• Exercise task
Please give the entries again in full and exactly, without any picture.

<<<<

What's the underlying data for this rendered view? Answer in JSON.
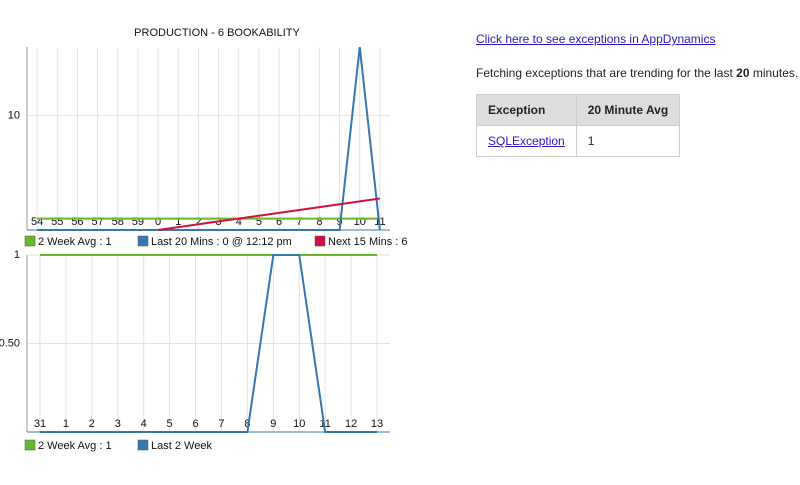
{
  "chart_data": [
    {
      "type": "line",
      "title": "PRODUCTION - 6 BOOKABILITY",
      "categories": [
        "54",
        "55",
        "56",
        "57",
        "58",
        "59",
        "0",
        "1",
        "2",
        "3",
        "4",
        "5",
        "6",
        "7",
        "8",
        "9",
        "10",
        "11"
      ],
      "ylim": [
        0,
        16
      ],
      "yticks": [
        10
      ],
      "grid": true,
      "series": [
        {
          "name": "2 Week Avg : 1",
          "color": "#66b82a",
          "values": [
            1,
            1,
            1,
            1,
            1,
            1,
            1,
            1,
            1,
            1,
            1,
            1,
            1,
            1,
            1,
            1,
            1,
            1
          ]
        },
        {
          "name": "Last 20 Mins : 0 @ 12:12 pm",
          "color": "#3777b0",
          "values": [
            0,
            0,
            0,
            0,
            0,
            0,
            0,
            0,
            0,
            0,
            0,
            0,
            0,
            0,
            0,
            0,
            16,
            0
          ]
        },
        {
          "name": "Next 15 Mins : 6",
          "color": "#d01040",
          "values": [
            null,
            null,
            null,
            null,
            null,
            null,
            0,
            0.25,
            0.5,
            0.75,
            1,
            1.25,
            1.5,
            1.75,
            2,
            2.25,
            2.5,
            2.75
          ]
        }
      ]
    },
    {
      "type": "line",
      "categories": [
        "31",
        "1",
        "2",
        "3",
        "4",
        "5",
        "6",
        "7",
        "8",
        "9",
        "10",
        "11",
        "12",
        "13"
      ],
      "ylim": [
        0,
        1
      ],
      "yticks": [
        1,
        {
          "value": 0.5,
          "label": "0.50"
        }
      ],
      "grid": true,
      "series": [
        {
          "name": "2 Week Avg : 1",
          "color": "#66b82a",
          "values": [
            1,
            1,
            1,
            1,
            1,
            1,
            1,
            1,
            1,
            1,
            1,
            1,
            1,
            1
          ]
        },
        {
          "name": "Last 2 Week",
          "color": "#3777b0",
          "values": [
            0,
            0,
            0,
            0,
            0,
            0,
            0,
            0,
            0,
            1,
            1,
            0,
            0,
            0
          ]
        }
      ]
    }
  ],
  "link": "Click here to see exceptions in AppDynamics",
  "fetching": [
    "Fetching exceptions that are trending for the last ",
    "20",
    " minutes."
  ],
  "table": {
    "header": [
      "Exception",
      "20 Minute Avg"
    ],
    "rows": [
      [
        "SQLException",
        "1"
      ]
    ]
  }
}
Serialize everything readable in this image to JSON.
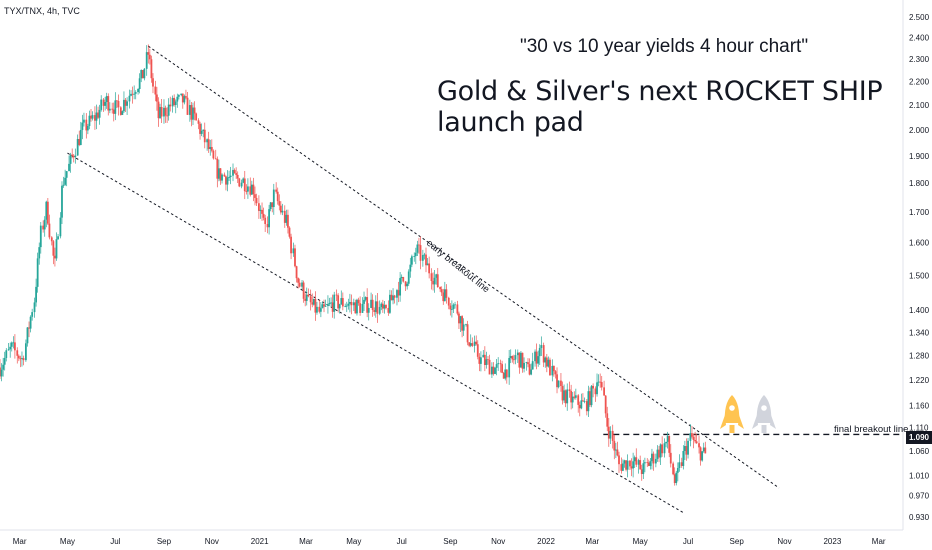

>>>>

• Answer to this task
What's the underlying data for this rendered view? Answer in JSON.
{
  "chart_data": [
    {
      "type": "line",
      "title": "PRODUCTION - 6 BOOKABILITY",
      "categories": [
        "54",
        "55",
        "56",
        "57",
        "58",
        "59",
        "0",
        "1",
        "2",
        "3",
        "4",
        "5",
        "6",
        "7",
        "8",
        "9",
        "10",
        "11"
      ],
      "ylim": [
        0,
        16
      ],
      "yticks": [
        10
      ],
      "grid": true,
      "series": [
        {
          "name": "2 Week Avg : 1",
          "color": "#66b82a",
          "values": [
            1,
            1,
            1,
            1,
            1,
            1,
            1,
            1,
            1,
            1,
            1,
            1,
            1,
            1,
            1,
            1,
            1,
            1
          ]
        },
        {
          "name": "Last 20 Mins : 0 @ 12:12 pm",
          "color": "#3777b0",
          "values": [
            0,
            0,
            0,
            0,
            0,
            0,
            0,
            0,
            0,
            0,
            0,
            0,
            0,
            0,
            0,
            0,
            16,
            0
          ]
        },
        {
          "name": "Next 15 Mins : 6",
          "color": "#d01040",
          "values": [
            null,
            null,
            null,
            null,
            null,
            null,
            0,
            0.25,
            0.5,
            0.75,
            1,
            1.25,
            1.5,
            1.75,
            2,
            2.25,
            2.5,
            2.75
          ]
        }
      ]
    },
    {
      "type": "line",
      "categories": [
        "31",
        "1",
        "2",
        "3",
        "4",
        "5",
        "6",
        "7",
        "8",
        "9",
        "10",
        "11",
        "12",
        "13"
      ],
      "ylim": [
        0,
        1
      ],
      "yticks": [
        1,
        {
          "value": 0.5,
          "label": "0.50"
        }
      ],
      "grid": true,
      "series": [
        {
          "name": "2 Week Avg : 1",
          "color": "#66b82a",
          "values": [
            1,
            1,
            1,
            1,
            1,
            1,
            1,
            1,
            1,
            1,
            1,
            1,
            1,
            1
          ]
        },
        {
          "name": "Last 2 Week",
          "color": "#3777b0",
          "values": [
            0,
            0,
            0,
            0,
            0,
            0,
            0,
            0,
            0,
            1,
            1,
            0,
            0,
            0
          ]
        }
      ]
    }
  ],
  "link": "Click here to see exceptions in AppDynamics",
  "fetching": [
    "Fetching exceptions that are trending for the last ",
    "20",
    " minutes."
  ],
  "table": {
    "header": [
      "Exception",
      "20 Minute Avg"
    ],
    "rows": [
      [
        "SQLException",
        "1"
      ]
    ]
  }
}
Serialize everything readable in this image to JSON.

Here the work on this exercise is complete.